• _What this task involves_: Check each line of the entries below for the string "Costa"; copy every line where it appears.

===============

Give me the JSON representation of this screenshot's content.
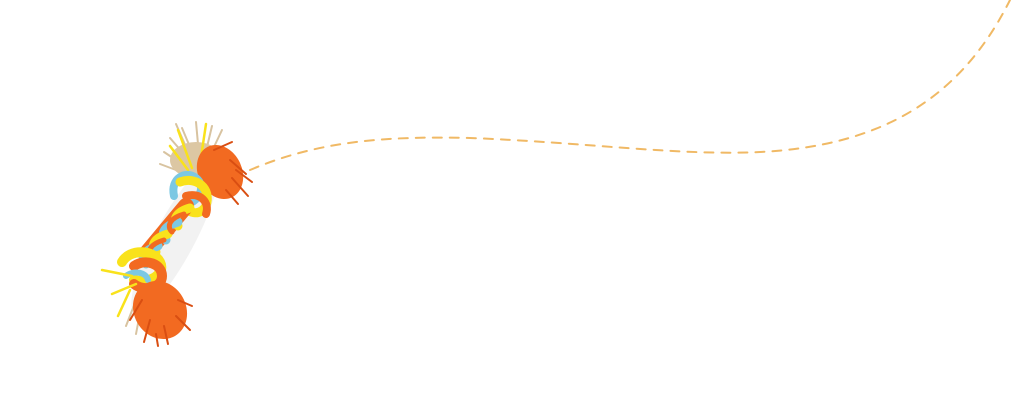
{
  "illustration": {
    "subject": "rope-dog-toy-icon",
    "colors": {
      "trail": "#f0b965",
      "orange": "#f26a21",
      "orange_dark": "#d94e12",
      "yellow": "#f9e21b",
      "blue": "#7cc8e3",
      "tan": "#d8c3a0"
    }
  }
}
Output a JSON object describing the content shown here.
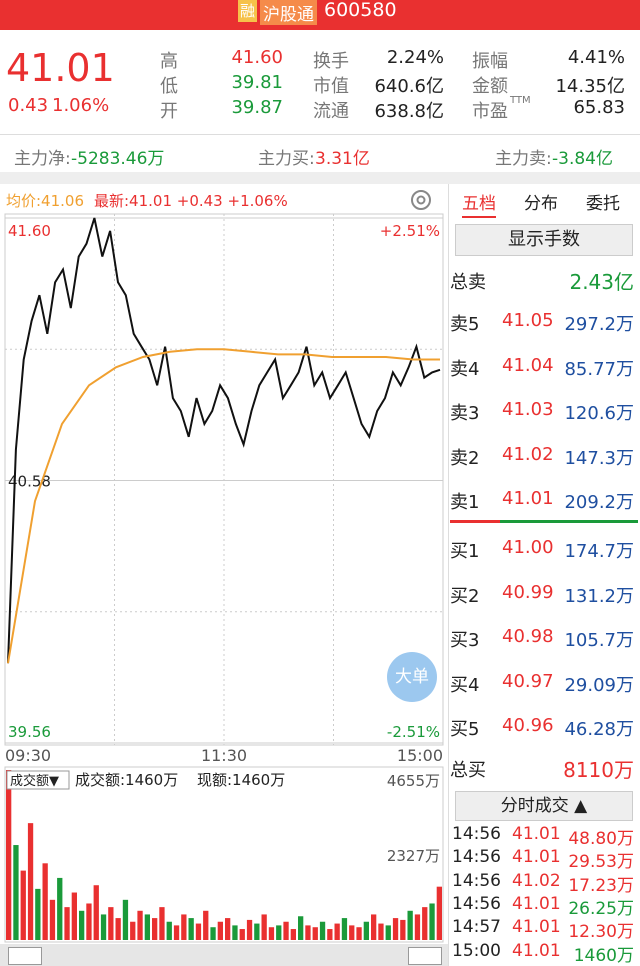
{
  "header": {
    "tag": "融",
    "exchange": "沪股通",
    "code": "600580"
  },
  "quote": {
    "price": "41.01",
    "change": "0.43",
    "change_pct": "1.06%",
    "cells": [
      {
        "label": "高",
        "value": "41.60"
      },
      {
        "label": "低",
        "value": "39.81"
      },
      {
        "label": "开",
        "value": "39.87"
      },
      {
        "label": "换手",
        "value": "2.24%"
      },
      {
        "label": "市值",
        "value": "640.6亿"
      },
      {
        "label": "流通",
        "value": "638.8亿"
      },
      {
        "label": "振幅",
        "value": "4.41%"
      },
      {
        "label": "金额",
        "value": "14.35亿"
      },
      {
        "label": "市盈",
        "sup": "TTM",
        "value": "65.83"
      }
    ]
  },
  "flow": [
    {
      "label": "主力净:",
      "value": "-5283.46万"
    },
    {
      "label": "主力买:",
      "value": "3.31亿"
    },
    {
      "label": "主力卖:",
      "value": "-3.84亿"
    }
  ],
  "chart_header": {
    "avg": "均价:41.06",
    "latest": "最新:41.01 +0.43 +1.06%"
  },
  "big_order": "大单",
  "chart_data": [
    {
      "type": "line",
      "series": [
        {
          "color": "#111111",
          "values": [
            39.87,
            40.7,
            41.05,
            41.2,
            41.3,
            41.15,
            41.35,
            41.4,
            41.25,
            41.45,
            41.5,
            41.6,
            41.45,
            41.55,
            41.35,
            41.3,
            41.15,
            41.1,
            41.05,
            40.95,
            41.1,
            40.9,
            40.85,
            40.75,
            40.9,
            40.8,
            40.85,
            40.95,
            40.9,
            40.8,
            40.72,
            40.85,
            40.95,
            41.0,
            41.05,
            40.9,
            40.95,
            41.0,
            41.1,
            40.95,
            41.0,
            40.9,
            40.95,
            41.0,
            40.9,
            40.8,
            40.75,
            40.85,
            40.9,
            41.0,
            40.95,
            41.02,
            41.1,
            40.98,
            41.0,
            41.01
          ]
        },
        {
          "color": "#f0a030",
          "values": [
            39.87,
            40.5,
            40.8,
            40.95,
            41.02,
            41.06,
            41.08,
            41.09,
            41.09,
            41.08,
            41.07,
            41.07,
            41.06,
            41.06,
            41.06,
            41.05,
            41.05
          ]
        }
      ],
      "ylim": [
        39.56,
        41.6
      ],
      "yticks": [
        {
          "value": 41.6,
          "label": "41.60"
        },
        {
          "value": 40.58,
          "label": "40.58"
        },
        {
          "value": 39.56,
          "label": "39.56"
        }
      ],
      "y2lim": [
        -2.51,
        2.51
      ],
      "y2ticks": [
        {
          "value": 2.51,
          "label": "+2.51%"
        },
        {
          "value": -2.51,
          "label": "-2.51%"
        }
      ],
      "xticks": [
        "09:30",
        "11:30",
        "15:00"
      ]
    },
    {
      "type": "bar",
      "title": "成交额▼",
      "subtitle": "成交额:1460万",
      "note": "现额:1460万",
      "up_color": "#e93030",
      "down_color": "#1a9a3a",
      "values": [
        4655,
        2600,
        1900,
        3200,
        1400,
        2100,
        1100,
        1700,
        900,
        1300,
        800,
        1000,
        1500,
        700,
        900,
        600,
        1100,
        500,
        800,
        700,
        600,
        900,
        500,
        400,
        700,
        600,
        450,
        800,
        350,
        500,
        600,
        400,
        300,
        550,
        450,
        700,
        350,
        400,
        500,
        300,
        650,
        400,
        350,
        500,
        300,
        450,
        600,
        400,
        350,
        500,
        700,
        450,
        400,
        600,
        550,
        800,
        700,
        900,
        1000,
        1460
      ],
      "ylim": [
        0,
        4655
      ],
      "yticks": [
        {
          "value": 4655,
          "label": "4655万"
        },
        {
          "value": 2327,
          "label": "2327万"
        }
      ]
    }
  ],
  "panel": {
    "tabs": [
      "五档",
      "分布",
      "委托"
    ],
    "button": "显示手数",
    "total_sell": {
      "label": "总卖",
      "value": "2.43亿"
    },
    "sells": [
      {
        "label": "卖5",
        "price": "41.05",
        "volume": "297.2万"
      },
      {
        "label": "卖4",
        "price": "41.04",
        "volume": "85.77万"
      },
      {
        "label": "卖3",
        "price": "41.03",
        "volume": "120.6万"
      },
      {
        "label": "卖2",
        "price": "41.02",
        "volume": "147.3万"
      },
      {
        "label": "卖1",
        "price": "41.01",
        "volume": "209.2万"
      }
    ],
    "buys": [
      {
        "label": "买1",
        "price": "41.00",
        "volume": "174.7万"
      },
      {
        "label": "买2",
        "price": "40.99",
        "volume": "131.2万"
      },
      {
        "label": "买3",
        "price": "40.98",
        "volume": "105.7万"
      },
      {
        "label": "买4",
        "price": "40.97",
        "volume": "29.09万"
      },
      {
        "label": "买5",
        "price": "40.96",
        "volume": "46.28万"
      }
    ],
    "total_buy": {
      "label": "总买",
      "value": "8110万"
    },
    "trades_button": "分时成交 ▲",
    "trades": [
      {
        "time": "14:56",
        "price": "41.01",
        "volume": "48.80万",
        "side": "buy"
      },
      {
        "time": "14:56",
        "price": "41.01",
        "volume": "29.53万",
        "side": "buy"
      },
      {
        "time": "14:56",
        "price": "41.02",
        "volume": "17.23万",
        "side": "buy"
      },
      {
        "time": "14:56",
        "price": "41.01",
        "volume": "26.25万",
        "side": "sell"
      },
      {
        "time": "14:57",
        "price": "41.01",
        "volume": "12.30万",
        "side": "buy"
      },
      {
        "time": "15:00",
        "price": "41.01",
        "volume": "1460万",
        "side": "sell"
      }
    ]
  }
}
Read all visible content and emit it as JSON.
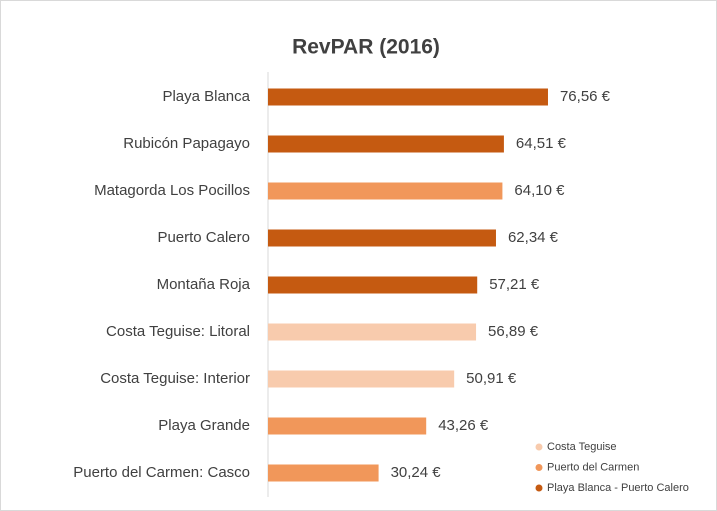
{
  "chart_data": {
    "type": "bar",
    "orientation": "horizontal",
    "title": "RevPAR (2016)",
    "categories": [
      "Playa Blanca",
      "Rubicón Papagayo",
      "Matagorda Los Pocillos",
      "Puerto Calero",
      "Montaña Roja",
      "Costa Teguise: Litoral",
      "Costa Teguise: Interior",
      "Playa Grande",
      "Puerto del Carmen: Casco"
    ],
    "series": [
      {
        "name": "Costa Teguise",
        "color": "#f8cbad",
        "values": [
          null,
          null,
          null,
          null,
          null,
          56.89,
          50.91,
          null,
          null
        ],
        "value_labels": [
          null,
          null,
          null,
          null,
          null,
          "56,89 €",
          "50,91 €",
          null,
          null
        ]
      },
      {
        "name": "Puerto del Carmen",
        "color": "#f1975a",
        "values": [
          null,
          null,
          64.1,
          null,
          null,
          null,
          null,
          43.26,
          30.24
        ],
        "value_labels": [
          null,
          null,
          "64,10 €",
          null,
          null,
          null,
          null,
          "43,26 €",
          "30,24 €"
        ]
      },
      {
        "name": "Playa Blanca - Puerto Calero",
        "color": "#c55a11",
        "values": [
          76.56,
          64.51,
          null,
          62.34,
          57.21,
          null,
          null,
          null,
          null
        ],
        "value_labels": [
          "76,56 €",
          "64,51 €",
          null,
          "62,34 €",
          "57,21 €",
          null,
          null,
          null,
          null
        ]
      }
    ],
    "legend": "bottom-right"
  }
}
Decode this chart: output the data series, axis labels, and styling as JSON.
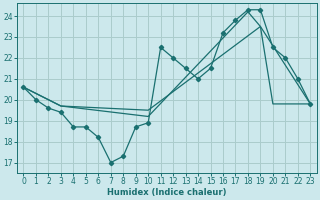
{
  "xlabel": "Humidex (Indice chaleur)",
  "bg_color": "#cce8ec",
  "grid_color": "#aacccc",
  "line_color": "#1a7070",
  "xlim": [
    -0.5,
    23.5
  ],
  "ylim": [
    16.5,
    24.6
  ],
  "yticks": [
    17,
    18,
    19,
    20,
    21,
    22,
    23,
    24
  ],
  "xticks": [
    0,
    1,
    2,
    3,
    4,
    5,
    6,
    7,
    8,
    9,
    10,
    11,
    12,
    13,
    14,
    15,
    16,
    17,
    18,
    19,
    20,
    21,
    22,
    23
  ],
  "curve1_x": [
    0,
    1,
    2,
    3,
    4,
    5,
    6,
    7,
    8,
    9,
    10,
    11,
    12,
    13,
    14,
    15,
    16,
    17,
    18,
    19,
    20,
    21,
    22,
    23
  ],
  "curve1_y": [
    20.6,
    20.0,
    19.6,
    19.4,
    18.7,
    18.7,
    18.2,
    17.0,
    17.3,
    18.7,
    18.9,
    22.5,
    22.0,
    21.5,
    21.0,
    21.5,
    23.2,
    23.8,
    24.3,
    24.3,
    22.5,
    22.0,
    21.0,
    19.8
  ],
  "curve2_x": [
    0,
    3,
    10,
    18,
    19,
    23
  ],
  "curve2_y": [
    20.6,
    19.7,
    19.2,
    24.2,
    23.5,
    19.8
  ],
  "curve3_x": [
    0,
    3,
    10,
    19,
    20,
    23
  ],
  "curve3_y": [
    20.6,
    19.7,
    19.5,
    23.5,
    19.8,
    19.8
  ]
}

===============

• _Full answer_:
      "Costa Teguise: Litoral",
      "Costa Teguise: Interior",
        "name": "Costa Teguise",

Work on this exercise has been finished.